(PROBLEM STATEMENT):
Copy out the entries word for word, starting at the first line and stopping after the line that contains "data-point xyxy=(506,184,514,193)".

(SUPPLIED INFORMATION):
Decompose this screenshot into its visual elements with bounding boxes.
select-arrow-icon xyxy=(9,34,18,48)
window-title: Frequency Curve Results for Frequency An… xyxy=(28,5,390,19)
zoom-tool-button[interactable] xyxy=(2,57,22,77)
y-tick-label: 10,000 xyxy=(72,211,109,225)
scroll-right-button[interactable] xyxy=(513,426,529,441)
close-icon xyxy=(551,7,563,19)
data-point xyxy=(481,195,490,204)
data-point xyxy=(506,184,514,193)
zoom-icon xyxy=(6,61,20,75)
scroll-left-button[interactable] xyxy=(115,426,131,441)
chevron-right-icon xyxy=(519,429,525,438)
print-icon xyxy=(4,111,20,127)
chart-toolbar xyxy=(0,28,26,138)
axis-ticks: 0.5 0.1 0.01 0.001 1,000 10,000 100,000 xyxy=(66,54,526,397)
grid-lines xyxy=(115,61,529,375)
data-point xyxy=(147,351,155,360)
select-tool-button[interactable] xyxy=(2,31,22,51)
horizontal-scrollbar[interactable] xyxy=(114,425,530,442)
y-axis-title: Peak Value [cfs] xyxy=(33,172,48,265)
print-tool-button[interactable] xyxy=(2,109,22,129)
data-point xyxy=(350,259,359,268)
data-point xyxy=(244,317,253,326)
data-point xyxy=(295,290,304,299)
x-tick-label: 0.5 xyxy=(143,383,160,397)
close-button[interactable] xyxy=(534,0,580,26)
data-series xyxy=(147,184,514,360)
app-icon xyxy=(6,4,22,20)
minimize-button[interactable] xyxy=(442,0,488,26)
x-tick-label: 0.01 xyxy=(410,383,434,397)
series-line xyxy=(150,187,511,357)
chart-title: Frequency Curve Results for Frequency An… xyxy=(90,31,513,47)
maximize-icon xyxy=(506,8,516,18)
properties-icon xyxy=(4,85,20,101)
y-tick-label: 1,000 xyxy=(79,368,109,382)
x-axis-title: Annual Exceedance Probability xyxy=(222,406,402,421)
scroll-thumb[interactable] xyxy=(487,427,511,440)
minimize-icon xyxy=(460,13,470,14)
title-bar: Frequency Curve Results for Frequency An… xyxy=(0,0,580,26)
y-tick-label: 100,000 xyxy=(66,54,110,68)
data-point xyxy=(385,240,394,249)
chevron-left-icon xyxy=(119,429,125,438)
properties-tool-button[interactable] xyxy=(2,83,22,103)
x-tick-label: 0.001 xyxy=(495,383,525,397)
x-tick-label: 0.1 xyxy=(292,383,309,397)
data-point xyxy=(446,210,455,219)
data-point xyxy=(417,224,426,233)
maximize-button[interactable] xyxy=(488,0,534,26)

(RESULT OF THE TASK):
Decompose this screenshot into its visual elements with bounding boxes.
select-arrow-icon xyxy=(9,34,18,48)
window-title: Frequency Curve Results for Frequency An… xyxy=(28,5,390,19)
zoom-tool-button[interactable] xyxy=(2,57,22,77)
y-tick-label: 10,000 xyxy=(72,211,109,225)
scroll-right-button[interactable] xyxy=(513,426,529,441)
close-icon xyxy=(551,7,563,19)
data-point xyxy=(481,195,490,204)
data-point xyxy=(506,184,514,193)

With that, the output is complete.